### THE PROBLEM
Which lines in the material below contain the word "this"? Copy each of them.
## Begin MATERIAL TO PROCESS
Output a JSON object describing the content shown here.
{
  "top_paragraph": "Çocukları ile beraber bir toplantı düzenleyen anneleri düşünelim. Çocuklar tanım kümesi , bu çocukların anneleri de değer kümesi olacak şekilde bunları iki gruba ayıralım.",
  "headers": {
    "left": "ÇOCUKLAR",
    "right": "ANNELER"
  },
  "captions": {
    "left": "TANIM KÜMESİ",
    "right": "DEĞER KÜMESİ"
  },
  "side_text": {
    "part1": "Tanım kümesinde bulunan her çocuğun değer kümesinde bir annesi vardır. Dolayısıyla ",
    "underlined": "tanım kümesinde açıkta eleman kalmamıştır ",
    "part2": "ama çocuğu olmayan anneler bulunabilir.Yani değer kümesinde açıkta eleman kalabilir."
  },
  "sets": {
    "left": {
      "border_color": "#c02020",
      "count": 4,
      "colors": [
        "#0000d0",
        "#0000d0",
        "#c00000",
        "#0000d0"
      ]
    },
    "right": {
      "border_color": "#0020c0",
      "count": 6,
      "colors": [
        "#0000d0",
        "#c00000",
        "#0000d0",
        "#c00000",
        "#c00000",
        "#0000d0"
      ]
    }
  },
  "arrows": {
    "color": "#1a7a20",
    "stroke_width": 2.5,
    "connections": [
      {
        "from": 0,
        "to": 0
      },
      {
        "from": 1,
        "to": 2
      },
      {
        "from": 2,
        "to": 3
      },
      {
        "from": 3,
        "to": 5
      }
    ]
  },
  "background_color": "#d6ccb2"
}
## End MATERIAL TO PROCESS
## Begin MATERIAL TO PROCESS
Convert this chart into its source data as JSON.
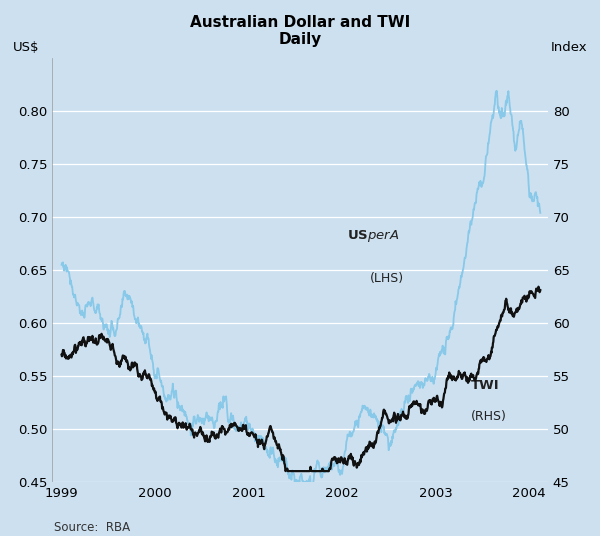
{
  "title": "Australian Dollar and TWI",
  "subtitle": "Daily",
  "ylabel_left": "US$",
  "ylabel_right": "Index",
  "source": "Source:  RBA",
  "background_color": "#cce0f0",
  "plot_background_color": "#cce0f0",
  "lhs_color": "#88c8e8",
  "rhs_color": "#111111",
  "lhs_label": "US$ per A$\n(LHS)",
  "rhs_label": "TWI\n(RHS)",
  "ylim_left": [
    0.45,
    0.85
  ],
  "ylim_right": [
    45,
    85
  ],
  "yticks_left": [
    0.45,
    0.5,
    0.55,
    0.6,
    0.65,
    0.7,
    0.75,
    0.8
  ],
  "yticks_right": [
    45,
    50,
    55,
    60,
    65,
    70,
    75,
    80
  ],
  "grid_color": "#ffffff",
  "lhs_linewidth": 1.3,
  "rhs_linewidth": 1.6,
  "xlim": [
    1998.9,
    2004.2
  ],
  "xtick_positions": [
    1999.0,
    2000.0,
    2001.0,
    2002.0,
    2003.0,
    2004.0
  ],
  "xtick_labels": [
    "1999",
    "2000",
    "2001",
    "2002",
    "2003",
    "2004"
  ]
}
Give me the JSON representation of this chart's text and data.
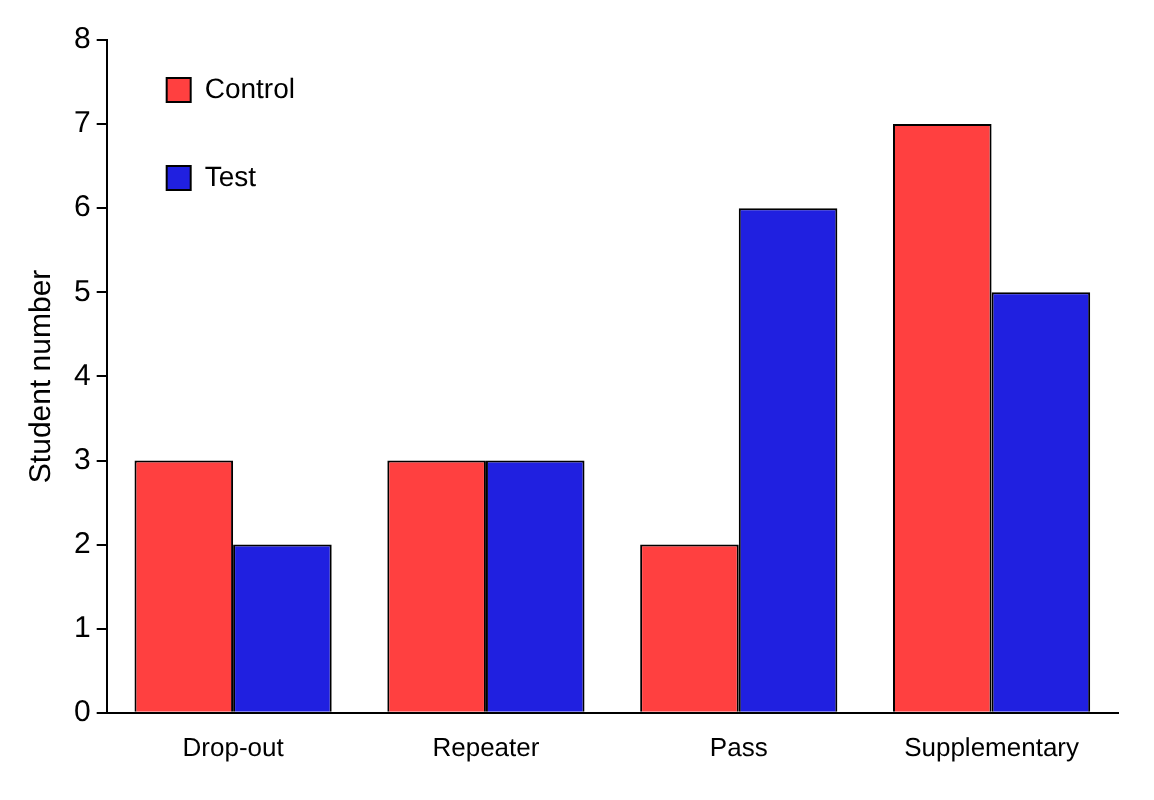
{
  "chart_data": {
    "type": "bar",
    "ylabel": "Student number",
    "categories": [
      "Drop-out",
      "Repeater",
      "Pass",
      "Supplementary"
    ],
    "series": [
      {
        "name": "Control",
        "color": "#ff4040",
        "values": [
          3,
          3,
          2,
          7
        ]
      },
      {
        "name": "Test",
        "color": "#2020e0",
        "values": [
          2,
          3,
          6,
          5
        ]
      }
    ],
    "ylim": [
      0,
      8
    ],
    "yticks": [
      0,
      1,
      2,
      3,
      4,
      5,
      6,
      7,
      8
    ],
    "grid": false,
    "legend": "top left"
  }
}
## End MATERIAL TO PROCESS
### EXPECTED ANSWER
Convert this chart into its source data as JSON.
Give me the JSON representation of this chart's text and data.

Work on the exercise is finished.